Information given.
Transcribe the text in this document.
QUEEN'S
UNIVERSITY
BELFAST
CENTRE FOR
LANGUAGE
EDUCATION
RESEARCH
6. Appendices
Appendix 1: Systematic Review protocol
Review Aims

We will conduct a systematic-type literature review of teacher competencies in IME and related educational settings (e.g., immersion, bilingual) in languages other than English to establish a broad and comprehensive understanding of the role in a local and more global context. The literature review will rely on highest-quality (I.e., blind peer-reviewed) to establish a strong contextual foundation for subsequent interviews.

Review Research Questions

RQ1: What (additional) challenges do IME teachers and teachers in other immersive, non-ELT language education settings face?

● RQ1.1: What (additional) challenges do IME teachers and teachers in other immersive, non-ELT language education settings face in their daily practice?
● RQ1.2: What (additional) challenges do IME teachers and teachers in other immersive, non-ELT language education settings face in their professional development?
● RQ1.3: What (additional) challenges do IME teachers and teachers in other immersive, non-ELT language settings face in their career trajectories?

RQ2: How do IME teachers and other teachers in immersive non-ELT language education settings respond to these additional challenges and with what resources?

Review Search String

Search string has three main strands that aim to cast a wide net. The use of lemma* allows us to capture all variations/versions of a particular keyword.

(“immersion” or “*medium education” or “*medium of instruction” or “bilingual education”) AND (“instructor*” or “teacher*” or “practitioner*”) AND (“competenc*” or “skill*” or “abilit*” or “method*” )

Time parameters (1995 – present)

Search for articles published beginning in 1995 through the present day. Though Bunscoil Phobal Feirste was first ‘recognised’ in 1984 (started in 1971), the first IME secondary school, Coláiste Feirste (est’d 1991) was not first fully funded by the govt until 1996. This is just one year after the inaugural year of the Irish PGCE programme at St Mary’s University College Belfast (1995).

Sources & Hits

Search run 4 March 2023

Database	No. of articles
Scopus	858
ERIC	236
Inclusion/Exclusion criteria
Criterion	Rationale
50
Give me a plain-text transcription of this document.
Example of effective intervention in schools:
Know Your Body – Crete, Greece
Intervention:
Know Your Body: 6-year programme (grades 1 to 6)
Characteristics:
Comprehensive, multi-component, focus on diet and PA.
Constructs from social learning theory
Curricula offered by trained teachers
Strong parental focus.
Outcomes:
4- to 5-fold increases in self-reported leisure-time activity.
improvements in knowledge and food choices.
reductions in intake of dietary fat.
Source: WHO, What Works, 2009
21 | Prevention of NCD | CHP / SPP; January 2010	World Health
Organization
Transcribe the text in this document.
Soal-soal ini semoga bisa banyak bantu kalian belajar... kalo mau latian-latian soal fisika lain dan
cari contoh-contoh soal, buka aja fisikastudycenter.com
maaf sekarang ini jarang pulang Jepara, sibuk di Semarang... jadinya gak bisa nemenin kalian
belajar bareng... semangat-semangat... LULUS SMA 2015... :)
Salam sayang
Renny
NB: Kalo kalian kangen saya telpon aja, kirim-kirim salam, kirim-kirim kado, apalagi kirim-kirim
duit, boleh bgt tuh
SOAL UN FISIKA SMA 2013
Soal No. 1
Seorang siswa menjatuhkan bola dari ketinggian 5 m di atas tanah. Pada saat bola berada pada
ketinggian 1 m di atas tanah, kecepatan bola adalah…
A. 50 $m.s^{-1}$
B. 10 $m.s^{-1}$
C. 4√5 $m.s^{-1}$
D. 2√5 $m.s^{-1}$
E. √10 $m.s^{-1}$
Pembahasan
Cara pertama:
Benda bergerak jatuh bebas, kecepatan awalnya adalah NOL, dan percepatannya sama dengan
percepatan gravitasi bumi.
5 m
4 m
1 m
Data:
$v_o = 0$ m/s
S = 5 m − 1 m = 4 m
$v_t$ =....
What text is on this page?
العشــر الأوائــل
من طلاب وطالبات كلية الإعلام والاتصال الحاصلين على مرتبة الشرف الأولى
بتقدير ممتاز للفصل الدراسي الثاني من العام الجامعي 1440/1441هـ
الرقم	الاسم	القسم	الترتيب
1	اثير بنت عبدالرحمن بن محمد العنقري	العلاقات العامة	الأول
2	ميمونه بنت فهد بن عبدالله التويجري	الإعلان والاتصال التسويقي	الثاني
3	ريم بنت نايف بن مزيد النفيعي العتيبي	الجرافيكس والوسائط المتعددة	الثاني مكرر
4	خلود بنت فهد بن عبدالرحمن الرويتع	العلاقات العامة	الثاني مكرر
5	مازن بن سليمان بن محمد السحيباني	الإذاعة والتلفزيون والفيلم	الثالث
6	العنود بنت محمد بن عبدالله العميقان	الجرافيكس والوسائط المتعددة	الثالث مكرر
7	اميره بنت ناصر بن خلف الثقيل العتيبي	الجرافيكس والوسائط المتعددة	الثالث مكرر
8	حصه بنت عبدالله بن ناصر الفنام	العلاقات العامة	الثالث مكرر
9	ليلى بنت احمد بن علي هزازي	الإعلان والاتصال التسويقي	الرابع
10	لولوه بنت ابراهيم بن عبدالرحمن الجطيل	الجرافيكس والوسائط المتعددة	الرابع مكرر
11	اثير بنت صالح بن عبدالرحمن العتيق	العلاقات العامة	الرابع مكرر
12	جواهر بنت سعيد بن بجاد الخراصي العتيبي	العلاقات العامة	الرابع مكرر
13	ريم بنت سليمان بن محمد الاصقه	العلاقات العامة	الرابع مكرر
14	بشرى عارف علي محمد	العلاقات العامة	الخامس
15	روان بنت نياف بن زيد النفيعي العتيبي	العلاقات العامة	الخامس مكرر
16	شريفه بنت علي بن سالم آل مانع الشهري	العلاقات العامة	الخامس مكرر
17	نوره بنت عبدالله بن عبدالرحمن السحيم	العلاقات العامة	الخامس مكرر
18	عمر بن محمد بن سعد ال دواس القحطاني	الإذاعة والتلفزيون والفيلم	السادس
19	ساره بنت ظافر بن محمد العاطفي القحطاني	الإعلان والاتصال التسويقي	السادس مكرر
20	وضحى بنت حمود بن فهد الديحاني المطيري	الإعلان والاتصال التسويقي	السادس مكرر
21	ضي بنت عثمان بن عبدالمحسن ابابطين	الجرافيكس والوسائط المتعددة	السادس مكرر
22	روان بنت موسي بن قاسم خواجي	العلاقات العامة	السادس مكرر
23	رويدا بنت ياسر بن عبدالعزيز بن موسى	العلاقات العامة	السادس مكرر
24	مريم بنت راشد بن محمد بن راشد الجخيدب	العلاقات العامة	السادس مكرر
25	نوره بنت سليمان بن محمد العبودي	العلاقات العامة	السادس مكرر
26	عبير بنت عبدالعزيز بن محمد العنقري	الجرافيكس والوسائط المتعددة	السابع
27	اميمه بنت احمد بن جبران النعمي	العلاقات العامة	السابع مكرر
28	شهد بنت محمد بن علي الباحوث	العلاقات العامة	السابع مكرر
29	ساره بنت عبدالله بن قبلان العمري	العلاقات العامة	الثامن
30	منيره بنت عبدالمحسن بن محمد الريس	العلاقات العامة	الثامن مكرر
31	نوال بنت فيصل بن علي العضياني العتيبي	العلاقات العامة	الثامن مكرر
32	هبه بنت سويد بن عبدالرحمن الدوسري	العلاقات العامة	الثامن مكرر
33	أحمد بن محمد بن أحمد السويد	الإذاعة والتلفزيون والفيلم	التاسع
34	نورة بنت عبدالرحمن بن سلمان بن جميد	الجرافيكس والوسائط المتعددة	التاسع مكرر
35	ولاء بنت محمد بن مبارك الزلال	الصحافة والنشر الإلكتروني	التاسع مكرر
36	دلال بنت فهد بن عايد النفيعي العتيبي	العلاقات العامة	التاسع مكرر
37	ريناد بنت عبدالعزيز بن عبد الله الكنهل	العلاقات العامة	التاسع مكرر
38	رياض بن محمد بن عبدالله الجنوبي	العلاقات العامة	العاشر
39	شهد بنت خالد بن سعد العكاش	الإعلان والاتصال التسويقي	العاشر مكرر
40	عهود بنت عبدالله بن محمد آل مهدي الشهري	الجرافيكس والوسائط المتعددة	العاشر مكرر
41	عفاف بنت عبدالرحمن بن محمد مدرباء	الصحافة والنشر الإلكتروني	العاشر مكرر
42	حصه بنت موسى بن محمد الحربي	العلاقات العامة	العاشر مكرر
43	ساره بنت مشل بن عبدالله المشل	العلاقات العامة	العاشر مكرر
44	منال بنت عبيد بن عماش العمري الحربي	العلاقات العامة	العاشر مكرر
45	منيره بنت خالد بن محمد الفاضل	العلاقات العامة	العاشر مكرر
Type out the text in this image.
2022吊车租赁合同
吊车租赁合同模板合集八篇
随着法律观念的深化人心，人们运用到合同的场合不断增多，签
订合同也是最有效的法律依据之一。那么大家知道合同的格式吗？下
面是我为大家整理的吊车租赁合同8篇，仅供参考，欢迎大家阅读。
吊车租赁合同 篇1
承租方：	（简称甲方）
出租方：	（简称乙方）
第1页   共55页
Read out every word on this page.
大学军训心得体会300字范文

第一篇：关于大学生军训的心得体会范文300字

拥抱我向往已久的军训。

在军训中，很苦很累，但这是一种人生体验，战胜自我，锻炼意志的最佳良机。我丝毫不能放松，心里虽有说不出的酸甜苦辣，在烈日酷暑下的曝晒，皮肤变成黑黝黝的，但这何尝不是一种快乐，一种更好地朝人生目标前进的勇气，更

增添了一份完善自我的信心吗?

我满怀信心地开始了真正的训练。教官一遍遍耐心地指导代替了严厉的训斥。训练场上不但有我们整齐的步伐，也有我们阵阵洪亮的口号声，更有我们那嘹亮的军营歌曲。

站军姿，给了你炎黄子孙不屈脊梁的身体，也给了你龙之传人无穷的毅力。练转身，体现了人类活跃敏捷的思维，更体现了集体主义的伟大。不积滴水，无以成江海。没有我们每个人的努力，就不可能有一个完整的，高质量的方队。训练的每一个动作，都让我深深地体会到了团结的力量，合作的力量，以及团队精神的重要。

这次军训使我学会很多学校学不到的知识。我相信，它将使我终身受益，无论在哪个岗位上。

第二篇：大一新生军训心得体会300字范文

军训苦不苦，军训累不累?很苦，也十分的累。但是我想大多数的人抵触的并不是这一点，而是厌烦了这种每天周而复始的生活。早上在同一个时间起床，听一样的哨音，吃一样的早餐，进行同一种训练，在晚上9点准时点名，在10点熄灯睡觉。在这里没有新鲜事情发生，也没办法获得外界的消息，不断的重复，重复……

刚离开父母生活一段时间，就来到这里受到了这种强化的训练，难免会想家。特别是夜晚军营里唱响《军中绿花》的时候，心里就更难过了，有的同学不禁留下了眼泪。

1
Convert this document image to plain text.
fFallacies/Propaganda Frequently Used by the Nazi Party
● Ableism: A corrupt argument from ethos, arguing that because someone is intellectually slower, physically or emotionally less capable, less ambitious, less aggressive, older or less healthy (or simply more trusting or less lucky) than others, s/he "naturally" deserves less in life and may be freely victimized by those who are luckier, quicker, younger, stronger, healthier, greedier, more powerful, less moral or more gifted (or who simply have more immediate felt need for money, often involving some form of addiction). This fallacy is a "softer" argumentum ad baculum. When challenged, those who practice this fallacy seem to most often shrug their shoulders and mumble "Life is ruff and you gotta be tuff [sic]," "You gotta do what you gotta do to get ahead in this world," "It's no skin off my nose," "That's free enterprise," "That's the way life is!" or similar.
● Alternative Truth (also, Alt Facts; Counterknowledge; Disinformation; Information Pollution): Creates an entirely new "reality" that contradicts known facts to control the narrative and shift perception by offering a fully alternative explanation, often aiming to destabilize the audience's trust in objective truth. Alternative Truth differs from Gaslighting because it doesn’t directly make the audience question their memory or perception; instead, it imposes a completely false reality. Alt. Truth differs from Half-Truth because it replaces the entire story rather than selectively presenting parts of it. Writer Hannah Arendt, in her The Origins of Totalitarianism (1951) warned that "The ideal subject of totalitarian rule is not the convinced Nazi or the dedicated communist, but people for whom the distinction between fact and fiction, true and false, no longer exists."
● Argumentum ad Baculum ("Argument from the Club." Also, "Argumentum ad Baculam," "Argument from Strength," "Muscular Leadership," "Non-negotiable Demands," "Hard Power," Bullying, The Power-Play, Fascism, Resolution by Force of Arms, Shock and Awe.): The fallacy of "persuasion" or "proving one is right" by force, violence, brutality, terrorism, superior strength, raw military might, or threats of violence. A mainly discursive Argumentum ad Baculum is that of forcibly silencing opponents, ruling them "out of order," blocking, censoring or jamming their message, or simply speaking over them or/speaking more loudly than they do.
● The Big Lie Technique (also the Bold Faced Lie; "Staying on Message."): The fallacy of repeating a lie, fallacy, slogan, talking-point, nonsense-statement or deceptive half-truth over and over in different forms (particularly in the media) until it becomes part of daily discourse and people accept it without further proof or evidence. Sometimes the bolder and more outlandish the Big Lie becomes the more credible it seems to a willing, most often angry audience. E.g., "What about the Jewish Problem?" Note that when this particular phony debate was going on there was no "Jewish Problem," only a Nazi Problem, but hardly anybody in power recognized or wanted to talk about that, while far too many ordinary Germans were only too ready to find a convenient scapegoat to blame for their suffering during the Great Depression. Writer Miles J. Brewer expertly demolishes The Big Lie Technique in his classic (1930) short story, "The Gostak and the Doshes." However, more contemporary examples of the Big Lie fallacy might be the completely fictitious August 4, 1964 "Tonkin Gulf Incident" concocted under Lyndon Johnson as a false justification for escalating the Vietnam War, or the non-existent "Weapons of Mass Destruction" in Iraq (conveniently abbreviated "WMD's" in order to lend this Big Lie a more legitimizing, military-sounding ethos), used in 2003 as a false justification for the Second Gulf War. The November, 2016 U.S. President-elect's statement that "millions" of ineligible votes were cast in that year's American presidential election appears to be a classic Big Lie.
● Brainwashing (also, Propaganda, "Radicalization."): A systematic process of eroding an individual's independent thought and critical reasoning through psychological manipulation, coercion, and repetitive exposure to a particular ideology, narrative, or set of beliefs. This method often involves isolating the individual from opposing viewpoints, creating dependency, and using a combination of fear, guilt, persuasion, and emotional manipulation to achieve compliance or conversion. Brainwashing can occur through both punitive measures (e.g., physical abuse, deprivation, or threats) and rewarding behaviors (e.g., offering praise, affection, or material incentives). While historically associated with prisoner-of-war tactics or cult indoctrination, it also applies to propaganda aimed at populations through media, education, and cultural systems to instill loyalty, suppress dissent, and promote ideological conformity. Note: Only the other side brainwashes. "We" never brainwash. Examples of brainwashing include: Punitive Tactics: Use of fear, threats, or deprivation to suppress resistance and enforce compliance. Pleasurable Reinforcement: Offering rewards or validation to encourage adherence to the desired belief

Exercise details. Pull out every line holding "immersion" from the records above, and copy it.

Output of the exercise.
We will conduct a systematic-type literature review of teacher competencies in IME and related educational settings (e.g., immersion, bilingual) in languages other than English to establish a broad and comprehensive understanding of the role in a local and more global context. The literature review will rely on highest-quality (I.e., blind peer-reviewed) to establish a strong contextual foundation for subsequent interviews.
(“immersion” or “*medium education” or “*medium of instruction” or “bilingual education”) AND (“instructor*” or “teacher*” or “practitioner*”) AND (“competenc*” or “skill*” or “abilit*” or “method*” )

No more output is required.